EXERCISE DIRECTIONS –
Return a copy of every line in the records that includes the word "obras".

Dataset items
───

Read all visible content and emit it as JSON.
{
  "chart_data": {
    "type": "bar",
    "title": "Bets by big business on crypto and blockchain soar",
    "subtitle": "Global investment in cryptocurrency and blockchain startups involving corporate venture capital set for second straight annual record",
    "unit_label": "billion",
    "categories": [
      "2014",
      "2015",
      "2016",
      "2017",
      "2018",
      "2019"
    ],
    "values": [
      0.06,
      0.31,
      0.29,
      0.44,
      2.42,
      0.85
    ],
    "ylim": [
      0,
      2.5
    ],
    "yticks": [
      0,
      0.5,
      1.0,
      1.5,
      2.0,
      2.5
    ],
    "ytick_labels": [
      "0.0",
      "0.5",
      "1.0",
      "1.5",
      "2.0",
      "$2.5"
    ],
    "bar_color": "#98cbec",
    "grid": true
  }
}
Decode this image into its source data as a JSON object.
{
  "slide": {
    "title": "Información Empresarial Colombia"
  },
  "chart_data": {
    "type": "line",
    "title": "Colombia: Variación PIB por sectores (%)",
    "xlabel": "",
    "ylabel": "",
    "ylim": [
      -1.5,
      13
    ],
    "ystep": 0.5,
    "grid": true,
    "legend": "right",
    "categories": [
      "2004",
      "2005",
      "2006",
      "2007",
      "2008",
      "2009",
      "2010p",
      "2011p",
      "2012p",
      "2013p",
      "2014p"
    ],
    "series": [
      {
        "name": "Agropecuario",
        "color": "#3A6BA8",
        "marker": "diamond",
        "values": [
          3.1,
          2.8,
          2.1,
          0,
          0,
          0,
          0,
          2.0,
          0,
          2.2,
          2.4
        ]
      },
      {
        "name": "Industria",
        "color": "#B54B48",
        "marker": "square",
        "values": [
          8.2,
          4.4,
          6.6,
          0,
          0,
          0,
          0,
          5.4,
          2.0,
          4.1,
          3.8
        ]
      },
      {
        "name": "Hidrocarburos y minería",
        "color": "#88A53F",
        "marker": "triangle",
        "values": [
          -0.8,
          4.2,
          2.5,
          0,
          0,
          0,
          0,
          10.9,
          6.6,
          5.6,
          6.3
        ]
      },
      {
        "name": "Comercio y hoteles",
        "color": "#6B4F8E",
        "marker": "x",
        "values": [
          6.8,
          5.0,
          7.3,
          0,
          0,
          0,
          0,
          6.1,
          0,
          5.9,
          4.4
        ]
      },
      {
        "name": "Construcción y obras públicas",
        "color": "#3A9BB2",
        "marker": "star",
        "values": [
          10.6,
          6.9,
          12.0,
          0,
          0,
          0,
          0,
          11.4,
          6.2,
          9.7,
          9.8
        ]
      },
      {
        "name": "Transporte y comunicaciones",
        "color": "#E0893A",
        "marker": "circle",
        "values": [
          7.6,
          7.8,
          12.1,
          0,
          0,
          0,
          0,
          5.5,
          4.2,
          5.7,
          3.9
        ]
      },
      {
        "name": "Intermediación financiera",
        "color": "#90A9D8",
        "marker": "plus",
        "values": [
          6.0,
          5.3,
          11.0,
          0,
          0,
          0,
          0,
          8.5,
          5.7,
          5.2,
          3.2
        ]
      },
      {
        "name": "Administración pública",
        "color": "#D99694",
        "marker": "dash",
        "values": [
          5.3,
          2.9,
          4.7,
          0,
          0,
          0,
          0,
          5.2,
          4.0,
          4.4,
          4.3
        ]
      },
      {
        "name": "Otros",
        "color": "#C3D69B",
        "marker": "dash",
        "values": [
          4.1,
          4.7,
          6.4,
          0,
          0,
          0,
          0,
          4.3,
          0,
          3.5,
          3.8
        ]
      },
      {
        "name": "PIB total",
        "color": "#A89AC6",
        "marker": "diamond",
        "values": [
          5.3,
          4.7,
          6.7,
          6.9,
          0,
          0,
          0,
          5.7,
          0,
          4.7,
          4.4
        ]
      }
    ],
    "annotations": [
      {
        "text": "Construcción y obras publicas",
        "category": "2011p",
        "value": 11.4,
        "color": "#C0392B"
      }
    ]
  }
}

───

SOLUTION TO THE EXERCISE –
        "name": "Construcción y obras públicas",
        "text": "Construcción y obras publicas",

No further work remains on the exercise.